> [Task inputs]:
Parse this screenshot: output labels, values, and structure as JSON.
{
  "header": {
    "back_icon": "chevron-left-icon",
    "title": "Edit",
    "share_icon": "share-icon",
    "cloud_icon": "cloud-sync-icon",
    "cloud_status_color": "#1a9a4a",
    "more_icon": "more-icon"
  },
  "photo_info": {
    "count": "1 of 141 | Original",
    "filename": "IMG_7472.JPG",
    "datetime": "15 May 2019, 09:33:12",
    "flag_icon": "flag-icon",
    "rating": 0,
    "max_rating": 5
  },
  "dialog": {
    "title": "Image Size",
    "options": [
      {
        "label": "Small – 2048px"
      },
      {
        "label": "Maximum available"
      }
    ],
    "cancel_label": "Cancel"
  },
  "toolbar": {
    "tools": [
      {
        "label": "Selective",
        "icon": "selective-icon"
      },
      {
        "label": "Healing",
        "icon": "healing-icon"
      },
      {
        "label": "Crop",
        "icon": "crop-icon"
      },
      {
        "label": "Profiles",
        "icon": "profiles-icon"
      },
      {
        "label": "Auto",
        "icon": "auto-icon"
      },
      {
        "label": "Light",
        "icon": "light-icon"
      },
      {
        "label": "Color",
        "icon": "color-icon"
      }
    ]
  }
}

> [Exercise]:
Reproduce the listing shown above in its entirety, exactly.

> [The solution]:
Parse this screenshot: output labels, values, and structure as JSON.
{
  "header": {
    "back_icon": "chevron-left-icon",
    "title": "Edit",
    "share_icon": "share-icon",
    "cloud_icon": "cloud-sync-icon",
    "cloud_status_color": "#1a9a4a",
    "more_icon": "more-icon"
  },
  "photo_info": {
    "count": "1 of 141 | Original",
    "filename": "IMG_7472.JPG",
    "datetime": "15 May 2019, 09:33:12",
    "flag_icon": "flag-icon",
    "rating": 0,
    "max_rating": 5
  },
  "dialog": {
    "title": "Image Size",
    "options": [
      {
        "label": "Small – 2048px"
      },
      {
        "label": "Maximum available"
      }
    ],
    "cancel_label": "Cancel"
  },
  "toolbar": {
    "tools": [
      {
        "label": "Selective",
        "icon": "selective-icon"
      },
      {
        "label": "Healing",
        "icon": "healing-icon"
      },
      {
        "label": "Crop",
        "icon": "crop-icon"
      },
      {
        "label": "Profiles",
        "icon": "profiles-icon"
      },
      {
        "label": "Auto",
        "icon": "auto-icon"
      },
      {
        "label": "Light",
        "icon": "light-icon"
      },
      {
        "label": "Color",
        "icon": "color-icon"
      }
    ]
  }
}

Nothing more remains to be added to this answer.